Aim of the exercise »
Would you transcribe the whole listing exactly, minus its pictures?

Material to process »
┄┄┄┄┄┄┄┄┄┄┄┄┄┄┄┄┄┄┄┄
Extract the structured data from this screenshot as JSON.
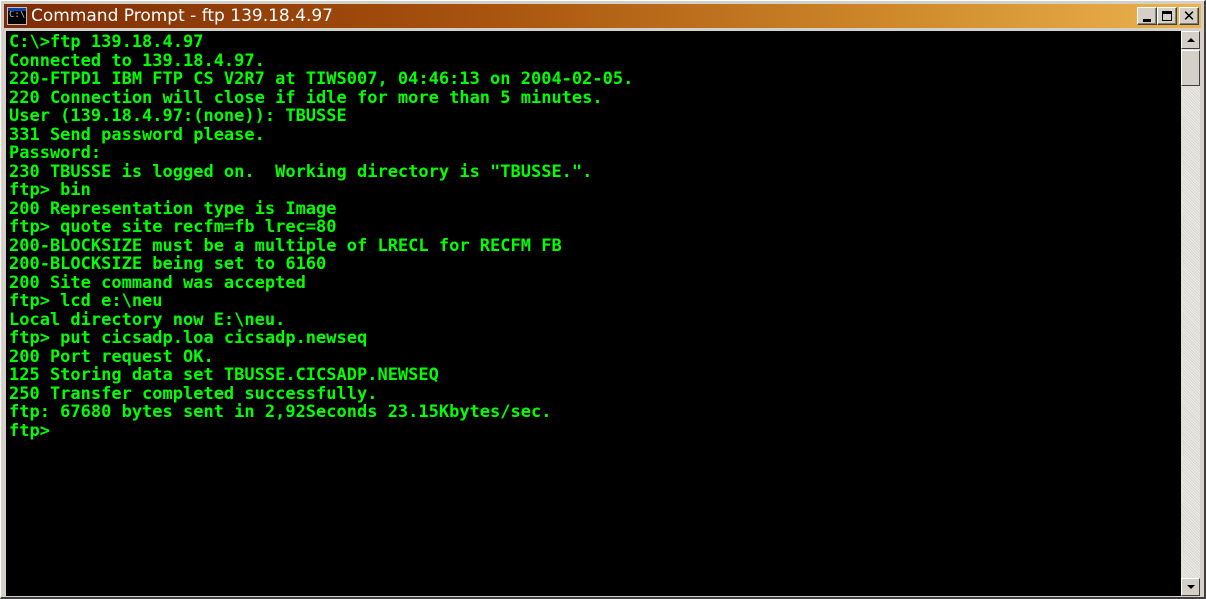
{
  "window": {
    "title": "Command Prompt - ftp 139.18.4.97",
    "icon": "cmd-icon",
    "icon_text": "C:\\",
    "title_gradient": [
      "#7d2b06",
      "#ebb44e"
    ]
  },
  "console": {
    "text_color": "#00ff00",
    "background": "#000000",
    "lines": [
      "C:\\>ftp 139.18.4.97",
      "Connected to 139.18.4.97.",
      "220-FTPD1 IBM FTP CS V2R7 at TIWS007, 04:46:13 on 2004-02-05.",
      "220 Connection will close if idle for more than 5 minutes.",
      "User (139.18.4.97:(none)): TBUSSE",
      "331 Send password please.",
      "Password:",
      "230 TBUSSE is logged on.  Working directory is \"TBUSSE.\".",
      "ftp> bin",
      "200 Representation type is Image",
      "ftp> quote site recfm=fb lrec=80",
      "200-BLOCKSIZE must be a multiple of LRECL for RECFM FB",
      "200-BLOCKSIZE being set to 6160",
      "200 Site command was accepted",
      "ftp> lcd e:\\neu",
      "Local directory now E:\\neu.",
      "ftp> put cicsadp.loa cicsadp.newseq",
      "200 Port request OK.",
      "125 Storing data set TBUSSE.CICSADP.NEWSEQ",
      "250 Transfer completed successfully.",
      "ftp: 67680 bytes sent in 2,92Seconds 23.15Kbytes/sec.",
      "ftp>"
    ]
  },
  "controls": {
    "minimize_icon": "minimize-icon",
    "maximize_icon": "maximize-icon",
    "close_icon": "close-icon"
  },
  "scrollbar": {
    "up_icon": "arrow-up-icon",
    "down_icon": "arrow-down-icon",
    "position": 0
  }
}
┄┄┄┄┄┄┄┄┄┄┄┄┄┄┄┄┄┄┄┄
Answer to this task »
Extract the structured data from this screenshot as JSON.
{
  "window": {
    "title": "Command Prompt - ftp 139.18.4.97",
    "icon": "cmd-icon",
    "icon_text": "C:\\",
    "title_gradient": [
      "#7d2b06",
      "#ebb44e"
    ]
  },
  "console": {
    "text_color": "#00ff00",
    "background": "#000000",
    "lines": [
      "C:\\>ftp 139.18.4.97",
      "Connected to 139.18.4.97.",
      "220-FTPD1 IBM FTP CS V2R7 at TIWS007, 04:46:13 on 2004-02-05.",
      "220 Connection will close if idle for more than 5 minutes.",
      "User (139.18.4.97:(none)): TBUSSE",
      "331 Send password please.",
      "Password:",
      "230 TBUSSE is logged on.  Working directory is \"TBUSSE.\".",
      "ftp> bin",
      "200 Representation type is Image",
      "ftp> quote site recfm=fb lrec=80",
      "200-BLOCKSIZE must be a multiple of LRECL for RECFM FB",
      "200-BLOCKSIZE being set to 6160",
      "200 Site command was accepted",
      "ftp> lcd e:\\neu",
      "Local directory now E:\\neu.",
      "ftp> put cicsadp.loa cicsadp.newseq",
      "200 Port request OK.",
      "125 Storing data set TBUSSE.CICSADP.NEWSEQ",
      "250 Transfer completed successfully.",
      "ftp: 67680 bytes sent in 2,92Seconds 23.15Kbytes/sec.",
      "ftp>"
    ]
  },
  "controls": {
    "minimize_icon": "minimize-icon",
    "maximize_icon": "maximize-icon",
    "close_icon": "close-icon"
  },
  "scrollbar": {
    "up_icon": "arrow-up-icon",
    "down_icon": "arrow-down-icon",
    "position": 0
  }
}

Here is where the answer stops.